WHAT YOU HAVE TO DO:
Write out each line of the listing as it stands, without the images.

(A block of data)
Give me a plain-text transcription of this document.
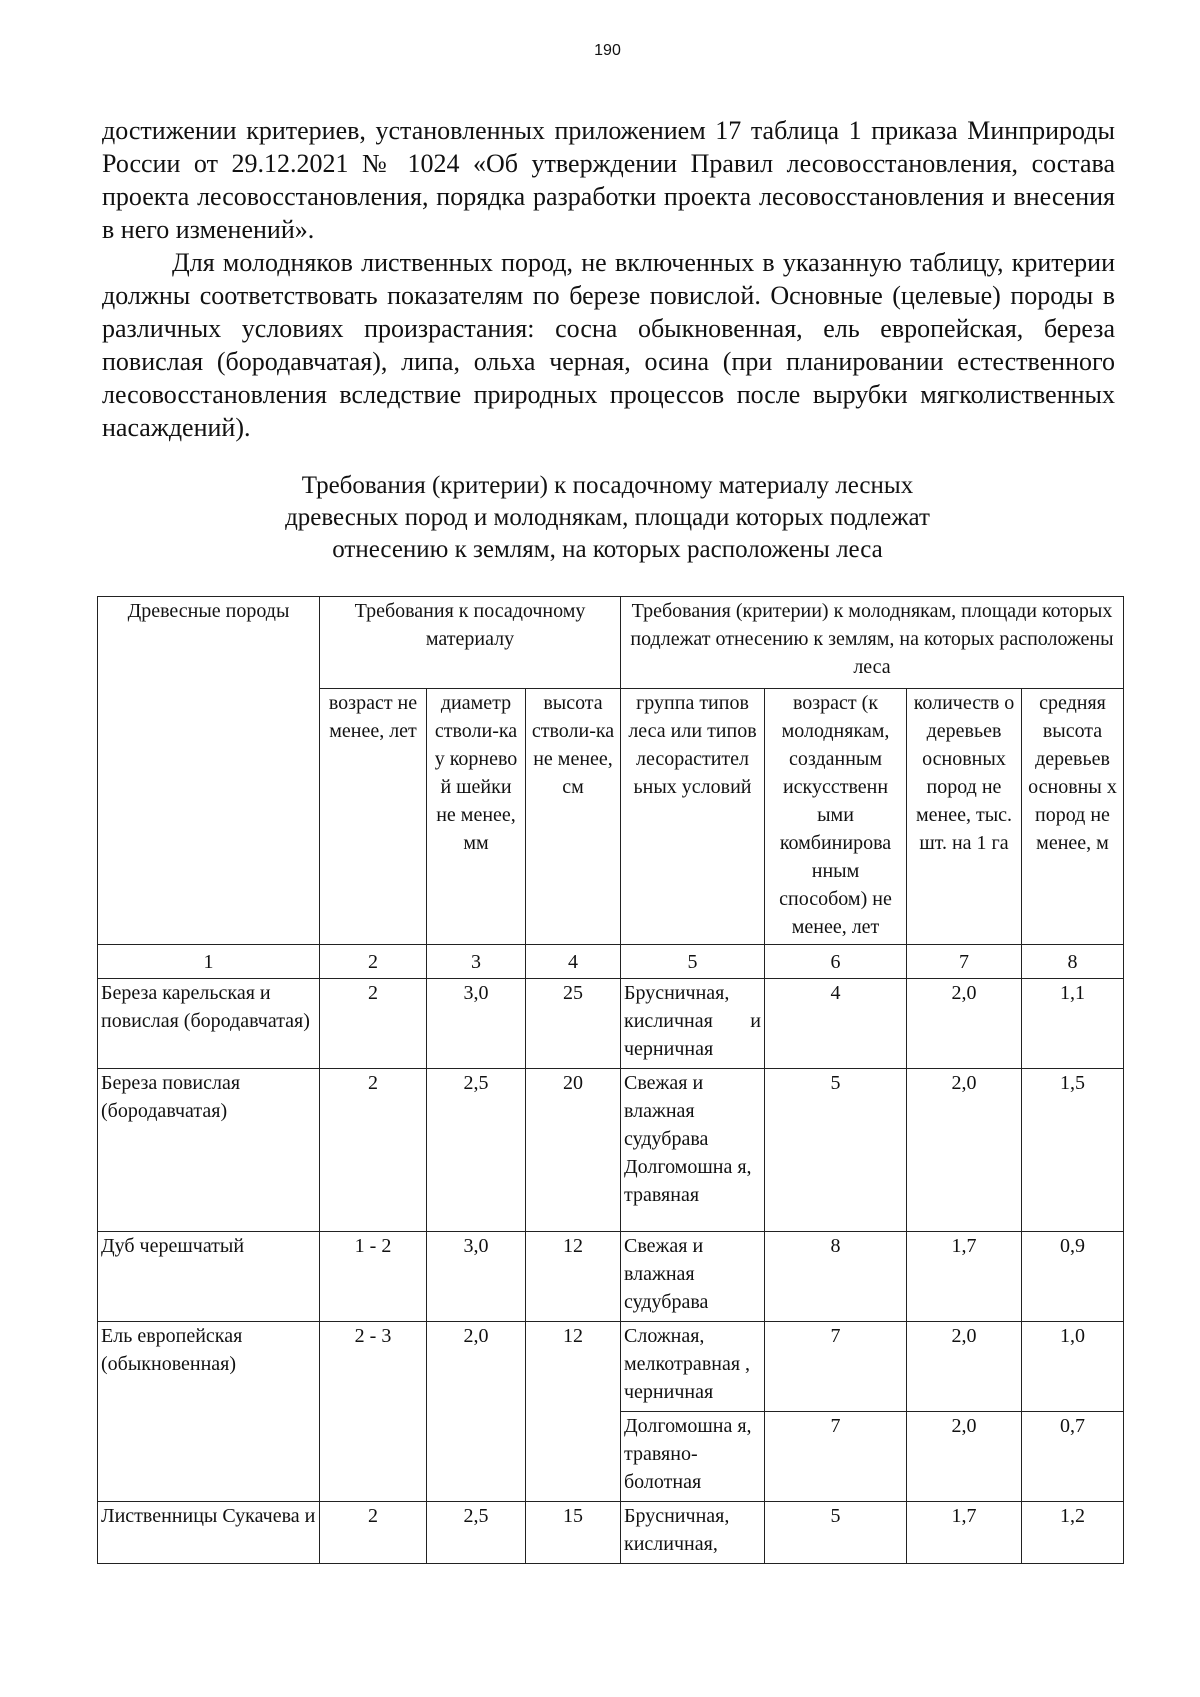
190

достижении критериев, установленных приложением 17 таблица 1 приказа Минприроды России от 29.12.2021 № 1024 «Об утверждении Правил лесовосстановления, состава проекта лесовосстановления, порядка разработки проекта лесовосстановления и внесения в него изменений».

Для молодняков лиственных пород, не включенных в указанную таблицу, критерии должны соответствовать показателям по березе повислой. Основные (целевые) породы в различных условиях произрастания: сосна обыкновенная, ель европейская, береза повислая (бородавчатая), липа, ольха черная, осина (при планировании естественного лесовосстановления вследствие природных процессов после вырубки мягколиственных насаждений).

Требования (критерии) к посадочному материалу лесных
древесных пород и молоднякам, площади которых подлежат
отнесению к землям, на которых расположены леса
Древесные породы	Требования к посадочному материалу			Требования (критерии) к молоднякам, площади которых подлежат отнесению к землям, на которых расположены леса			
	возраст не менее, лет	диаметр стволи-ка у корнево й шейки не менее, мм	высота стволи-ка не менее, см	группа типов леса или типов лесорастител ьных условий	возраст (к молоднякам, созданным искусственн ыми комбинирова нным способом) не менее, лет	количеств о деревьев основных пород не менее, тыс. шт. на 1 га	средняя высота деревьев основны х пород не менее, м
1	2	3	4	5	6	7	8
Береза карельская и повислая (бородавчатая)	2	3,0	25	Брусничная, кисличная и черничная	4	2,0	1,1
Береза повислая (бородавчатая)	2	2,5	20	Свежая и влажная судубрава Долгомошна я, травяная	5	2,0	1,5
Дуб черешчатый	1 - 2	3,0	12	Свежая и влажная судубрава	8	1,7	0,9
Ель европейская (обыкновенная)	2 - 3	2,0	12	Сложная, мелкотравная , черничная	7	2,0	1,0
				Долгомошна я, травяно-болотная	7	2,0	0,7
Лиственницы Сукачева и	2	2,5	15	Брусничная, кисличная,	5	1,7	1,2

COMPLETED TASK:
Give me a plain-text transcription of this document.
190

достижении критериев, установленных приложением 17 таблица 1 приказа Минприроды России от 29.12.2021 № 1024 «Об утверждении Правил лесовосстановления, состава проекта лесовосстановления, порядка разработки проекта лесовосстановления и внесения в него изменений».

Для молодняков лиственных пород, не включенных в указанную таблицу, критерии должны соответствовать показателям по березе повислой. Основные (целевые) породы в различных условиях произрастания: сосна обыкновенная, ель европейская, береза повислая (бородавчатая), липа, ольха черная, осина (при планировании естественного лесовосстановления вследствие природных процессов после вырубки мягколиственных насаждений).

Требования (критерии) к посадочному материалу лесных
древесных пород и молоднякам, площади которых подлежат
отнесению к землям, на которых расположены леса
Древесные породы	Требования к посадочному материалу			Требования (критерии) к молоднякам, площади которых подлежат отнесению к землям, на которых расположены леса			
	возраст не менее, лет	диаметр стволи-ка у корнево й шейки не менее, мм	высота стволи-ка не менее, см	группа типов леса или типов лесорастител ьных условий	возраст (к молоднякам, созданным искусственн ыми комбинирова нным способом) не менее, лет	количеств о деревьев основных пород не менее, тыс. шт. на 1 га	средняя высота деревьев основны х пород не менее, м
1	2	3	4	5	6	7	8
Береза карельская и повислая (бородавчатая)	2	3,0	25	Брусничная, кисличная и черничная	4	2,0	1,1
Береза повислая (бородавчатая)	2	2,5	20	Свежая и влажная судубрава Долгомошна я, травяная	5	2,0	1,5
Дуб черешчатый	1 - 2	3,0	12	Свежая и влажная судубрава	8	1,7	0,9
Ель европейская (обыкновенная)	2 - 3	2,0	12	Сложная, мелкотравная , черничная	7	2,0	1,0
				Долгомошна я, травяно-болотная	7	2,0	0,7
Лиственницы Сукачева и	2	2,5	15	Брусничная, кисличная,	5	1,7	1,2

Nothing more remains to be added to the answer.